Each line containing the word "page" should be found and copied.

◆ Exercise material:

———

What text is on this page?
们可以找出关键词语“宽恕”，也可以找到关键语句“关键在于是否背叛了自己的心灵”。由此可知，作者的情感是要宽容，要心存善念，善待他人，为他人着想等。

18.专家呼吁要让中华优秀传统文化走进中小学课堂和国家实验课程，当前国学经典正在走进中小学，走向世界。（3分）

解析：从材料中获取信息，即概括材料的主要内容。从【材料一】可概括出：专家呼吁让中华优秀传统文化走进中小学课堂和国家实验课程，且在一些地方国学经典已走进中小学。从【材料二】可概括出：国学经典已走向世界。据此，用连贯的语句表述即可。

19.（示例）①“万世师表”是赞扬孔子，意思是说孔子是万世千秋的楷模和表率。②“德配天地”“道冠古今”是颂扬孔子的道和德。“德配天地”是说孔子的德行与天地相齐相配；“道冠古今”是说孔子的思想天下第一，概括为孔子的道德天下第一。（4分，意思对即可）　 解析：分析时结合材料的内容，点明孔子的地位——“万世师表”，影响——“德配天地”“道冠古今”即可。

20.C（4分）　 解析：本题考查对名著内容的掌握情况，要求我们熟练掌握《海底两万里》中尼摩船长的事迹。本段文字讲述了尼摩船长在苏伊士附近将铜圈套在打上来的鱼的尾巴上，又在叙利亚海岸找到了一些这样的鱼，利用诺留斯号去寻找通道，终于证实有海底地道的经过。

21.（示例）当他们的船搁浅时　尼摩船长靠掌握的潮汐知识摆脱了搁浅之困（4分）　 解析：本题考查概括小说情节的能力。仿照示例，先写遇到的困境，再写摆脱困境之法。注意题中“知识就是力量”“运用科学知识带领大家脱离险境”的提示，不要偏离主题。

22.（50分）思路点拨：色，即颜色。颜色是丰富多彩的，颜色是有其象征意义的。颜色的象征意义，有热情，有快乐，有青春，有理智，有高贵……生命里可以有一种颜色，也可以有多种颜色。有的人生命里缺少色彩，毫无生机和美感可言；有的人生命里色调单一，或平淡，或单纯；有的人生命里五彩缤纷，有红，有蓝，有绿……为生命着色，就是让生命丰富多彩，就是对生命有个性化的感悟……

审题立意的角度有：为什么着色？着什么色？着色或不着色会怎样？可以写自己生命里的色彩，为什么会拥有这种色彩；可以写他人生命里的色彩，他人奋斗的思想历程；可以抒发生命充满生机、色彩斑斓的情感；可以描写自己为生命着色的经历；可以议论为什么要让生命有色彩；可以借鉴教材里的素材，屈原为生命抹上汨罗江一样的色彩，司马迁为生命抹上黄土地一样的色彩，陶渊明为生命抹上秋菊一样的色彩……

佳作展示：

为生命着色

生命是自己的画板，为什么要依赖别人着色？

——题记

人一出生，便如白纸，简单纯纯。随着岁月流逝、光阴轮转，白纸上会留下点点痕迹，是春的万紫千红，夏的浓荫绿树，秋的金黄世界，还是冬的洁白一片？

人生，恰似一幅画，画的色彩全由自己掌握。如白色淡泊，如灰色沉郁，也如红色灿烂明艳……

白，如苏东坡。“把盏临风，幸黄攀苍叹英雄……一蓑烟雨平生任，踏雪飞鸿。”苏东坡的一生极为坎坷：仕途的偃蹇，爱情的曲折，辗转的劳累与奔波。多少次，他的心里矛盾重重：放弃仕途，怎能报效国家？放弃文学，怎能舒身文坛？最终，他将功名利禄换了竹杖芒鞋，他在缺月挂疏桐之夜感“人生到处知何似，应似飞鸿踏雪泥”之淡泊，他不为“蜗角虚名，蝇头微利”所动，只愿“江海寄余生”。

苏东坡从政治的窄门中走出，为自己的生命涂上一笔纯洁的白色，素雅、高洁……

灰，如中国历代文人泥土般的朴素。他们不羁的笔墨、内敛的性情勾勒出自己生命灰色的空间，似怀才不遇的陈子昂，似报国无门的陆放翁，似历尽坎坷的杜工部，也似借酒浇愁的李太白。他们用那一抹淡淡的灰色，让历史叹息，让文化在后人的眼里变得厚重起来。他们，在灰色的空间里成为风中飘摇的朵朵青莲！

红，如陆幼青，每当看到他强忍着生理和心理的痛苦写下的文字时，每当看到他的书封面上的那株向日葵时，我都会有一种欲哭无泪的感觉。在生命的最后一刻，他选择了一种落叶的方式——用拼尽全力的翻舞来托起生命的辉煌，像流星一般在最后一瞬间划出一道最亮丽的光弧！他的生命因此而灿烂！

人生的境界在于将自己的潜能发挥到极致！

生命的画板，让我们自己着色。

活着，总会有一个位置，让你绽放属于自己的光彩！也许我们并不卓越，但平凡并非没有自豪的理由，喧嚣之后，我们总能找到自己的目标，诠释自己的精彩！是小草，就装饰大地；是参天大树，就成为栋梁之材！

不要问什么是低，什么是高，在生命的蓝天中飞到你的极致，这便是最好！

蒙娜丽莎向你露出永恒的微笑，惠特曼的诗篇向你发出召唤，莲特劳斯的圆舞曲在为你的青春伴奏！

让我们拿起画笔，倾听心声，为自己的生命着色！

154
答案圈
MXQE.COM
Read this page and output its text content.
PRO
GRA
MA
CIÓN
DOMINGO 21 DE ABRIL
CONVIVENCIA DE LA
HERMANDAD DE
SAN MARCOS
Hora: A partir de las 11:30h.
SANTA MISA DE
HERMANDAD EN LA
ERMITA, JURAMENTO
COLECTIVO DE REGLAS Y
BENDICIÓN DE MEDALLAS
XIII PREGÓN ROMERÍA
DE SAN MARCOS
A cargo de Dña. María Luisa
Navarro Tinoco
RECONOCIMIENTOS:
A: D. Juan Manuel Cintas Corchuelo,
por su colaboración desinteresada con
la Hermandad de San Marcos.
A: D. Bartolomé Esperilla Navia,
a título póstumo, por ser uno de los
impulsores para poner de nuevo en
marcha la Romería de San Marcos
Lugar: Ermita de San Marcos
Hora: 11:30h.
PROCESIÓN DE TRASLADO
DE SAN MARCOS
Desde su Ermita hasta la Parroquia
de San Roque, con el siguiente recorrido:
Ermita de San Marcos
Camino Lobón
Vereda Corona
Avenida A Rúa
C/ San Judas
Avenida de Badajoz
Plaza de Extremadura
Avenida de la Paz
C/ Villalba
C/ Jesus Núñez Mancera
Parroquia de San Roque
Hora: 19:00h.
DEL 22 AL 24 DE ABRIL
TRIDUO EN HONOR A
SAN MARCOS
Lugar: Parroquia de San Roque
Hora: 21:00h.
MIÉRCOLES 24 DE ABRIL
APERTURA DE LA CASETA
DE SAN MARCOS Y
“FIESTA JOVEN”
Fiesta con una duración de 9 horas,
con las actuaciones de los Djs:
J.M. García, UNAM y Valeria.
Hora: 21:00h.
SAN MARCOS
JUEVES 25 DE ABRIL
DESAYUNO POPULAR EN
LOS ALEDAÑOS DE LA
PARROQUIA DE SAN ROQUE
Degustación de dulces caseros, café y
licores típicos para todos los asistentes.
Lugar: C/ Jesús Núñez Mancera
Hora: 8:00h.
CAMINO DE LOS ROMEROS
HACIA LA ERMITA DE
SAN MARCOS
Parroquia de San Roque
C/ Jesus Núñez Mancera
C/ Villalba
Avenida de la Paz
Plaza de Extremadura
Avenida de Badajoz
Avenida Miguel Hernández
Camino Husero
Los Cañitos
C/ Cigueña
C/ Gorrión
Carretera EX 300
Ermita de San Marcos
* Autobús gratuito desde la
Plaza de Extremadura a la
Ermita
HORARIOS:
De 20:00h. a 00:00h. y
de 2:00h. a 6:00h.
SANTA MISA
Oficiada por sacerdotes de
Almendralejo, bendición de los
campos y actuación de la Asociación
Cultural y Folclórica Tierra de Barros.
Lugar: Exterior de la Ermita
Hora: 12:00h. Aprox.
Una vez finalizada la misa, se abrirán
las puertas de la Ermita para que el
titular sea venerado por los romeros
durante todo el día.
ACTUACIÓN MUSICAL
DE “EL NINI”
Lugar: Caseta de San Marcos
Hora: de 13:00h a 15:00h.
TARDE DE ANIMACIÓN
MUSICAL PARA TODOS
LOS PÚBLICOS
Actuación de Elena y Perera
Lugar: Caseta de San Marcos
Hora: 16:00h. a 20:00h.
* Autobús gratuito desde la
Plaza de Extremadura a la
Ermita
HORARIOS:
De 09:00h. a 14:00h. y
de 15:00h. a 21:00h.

———

◆ Task solution:
What text is on this page?
Read this page and output its text content.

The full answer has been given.